STATED EXERCISE — Copy all entries without alteration and skip the pictures they hold.

[Saved entries]
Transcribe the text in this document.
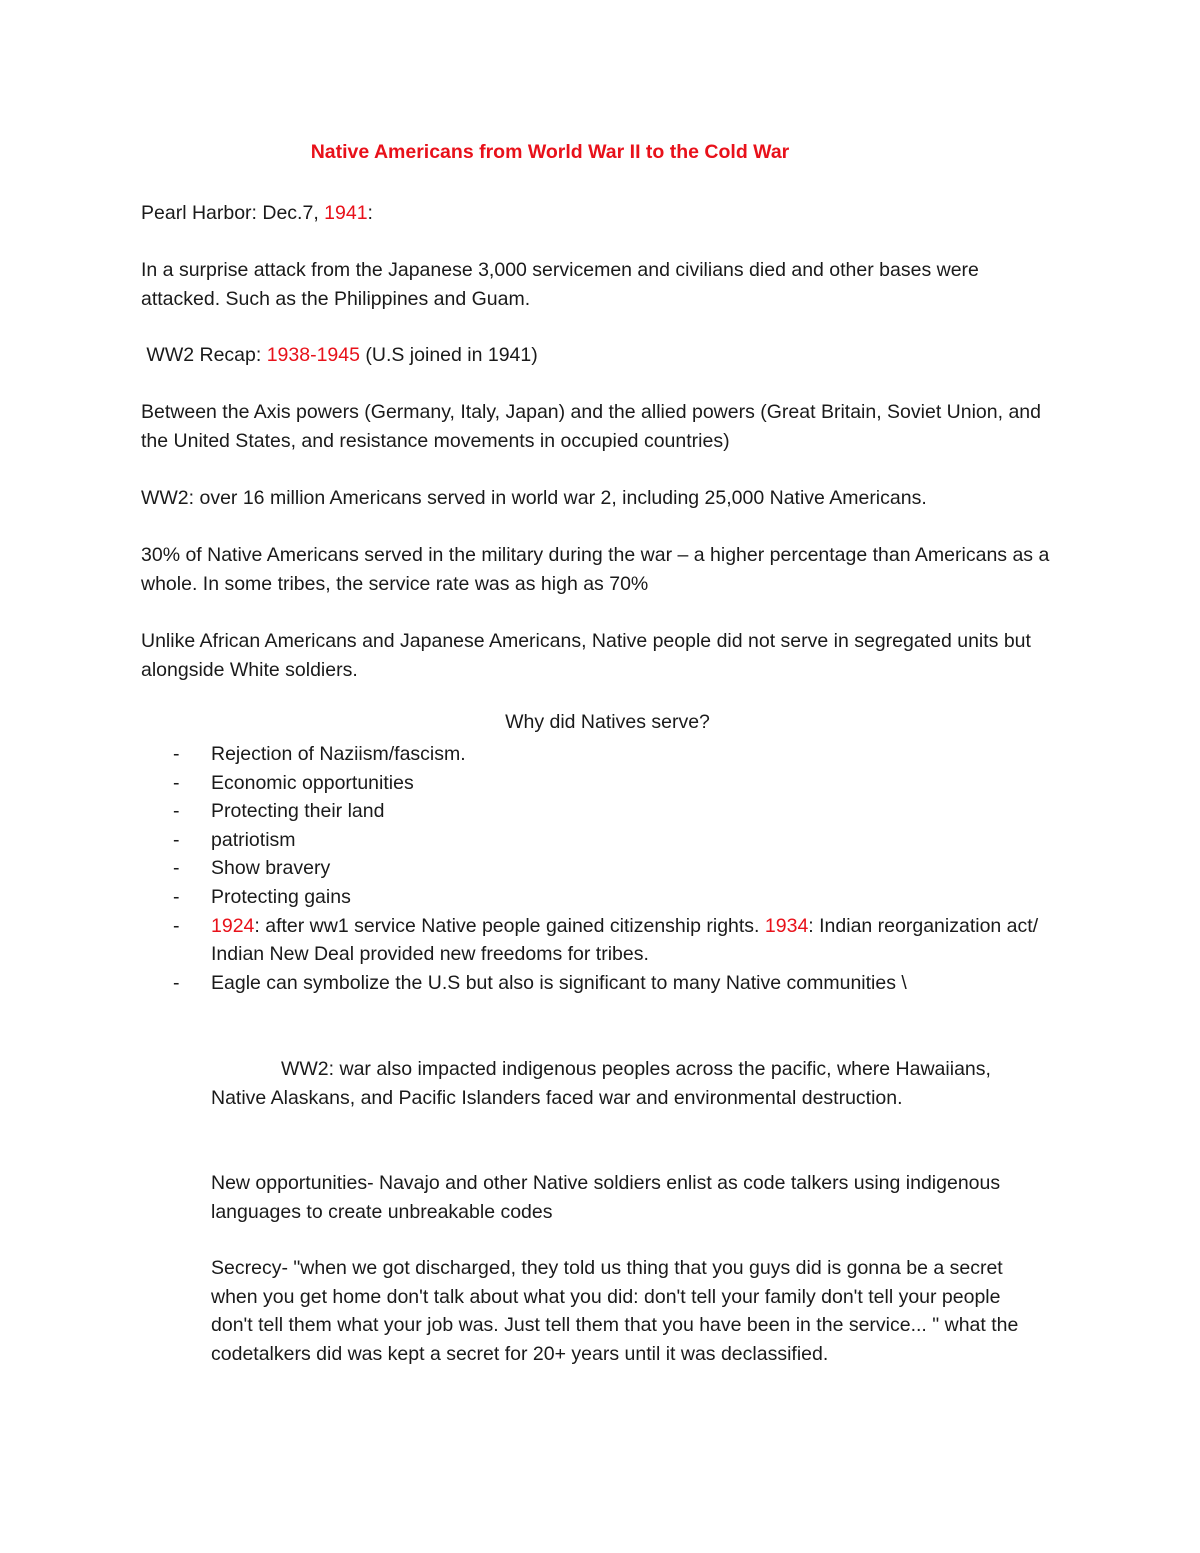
Native Americans from World War II to the Cold War

Pearl Harbor: Dec.7, 1941:

In a surprise attack from the Japanese 3,000 servicemen and civilians died and other bases were attacked. Such as the Philippines and Guam.

WW2 Recap: 1938-1945 (U.S joined in 1941)

Between the Axis powers (Germany, Italy, Japan) and the allied powers (Great Britain, Soviet Union, and the United States, and resistance movements in occupied countries)

WW2: over 16 million Americans served in world war 2, including 25,000 Native Americans.

30% of Native Americans served in the military during the war – a higher percentage than Americans as a whole. In some tribes, the service rate was as high as 70%

Unlike African Americans and Japanese Americans, Native people did not serve in segregated units but alongside White soldiers.

Why did Natives serve?
- Rejection of Naziism/fascism.
- Economic opportunities
- Protecting their land
- patriotism
- Show bravery
- Protecting gains
- 1924: after ww1 service Native people gained citizenship rights. 1934: Indian reorganization act/ Indian New Deal provided new freedoms for tribes.
- Eagle can symbolize the U.S but also is significant to many Native communities \

WW2: war also impacted indigenous peoples across the pacific, where Hawaiians, Native Alaskans, and Pacific Islanders faced war and environmental destruction.

New opportunities- Navajo and other Native soldiers enlist as code talkers using indigenous languages to create unbreakable codes

Secrecy- "when we got discharged, they told us thing that you guys did is gonna be a secret when you get home don't talk about what you did: don't tell your family don't tell your people don't tell them what your job was. Just tell them that you have been in the service... " what the codetalkers did was kept a secret for 20+ years until it was declassified.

PROBLEM SOLUTION —
Transcribe the text in this document.
Native Americans from World War II to the Cold War

Pearl Harbor: Dec.7, 1941:

In a surprise attack from the Japanese 3,000 servicemen and civilians died and other bases were attacked. Such as the Philippines and Guam.

WW2 Recap: 1938-1945 (U.S joined in 1941)

Between the Axis powers (Germany, Italy, Japan) and the allied powers (Great Britain, Soviet Union, and the United States, and resistance movements in occupied countries)

WW2: over 16 million Americans served in world war 2, including 25,000 Native Americans.

30% of Native Americans served in the military during the war – a higher percentage than Americans as a whole. In some tribes, the service rate was as high as 70%

Unlike African Americans and Japanese Americans, Native people did not serve in segregated units but alongside White soldiers.

Why did Natives serve?
- Rejection of Naziism/fascism.
- Economic opportunities
- Protecting their land
- patriotism
- Show bravery
- Protecting gains
- 1924: after ww1 service Native people gained citizenship rights. 1934: Indian reorganization act/ Indian New Deal provided new freedoms for tribes.
- Eagle can symbolize the U.S but also is significant to many Native communities \

WW2: war also impacted indigenous peoples across the pacific, where Hawaiians, Native Alaskans, and Pacific Islanders faced war and environmental destruction.

New opportunities- Navajo and other Native soldiers enlist as code talkers using indigenous languages to create unbreakable codes

Secrecy- "when we got discharged, they told us thing that you guys did is gonna be a secret when you get home don't talk about what you did: don't tell your family don't tell your people don't tell them what your job was. Just tell them that you have been in the service... " what the codetalkers did was kept a secret for 20+ years until it was declassified.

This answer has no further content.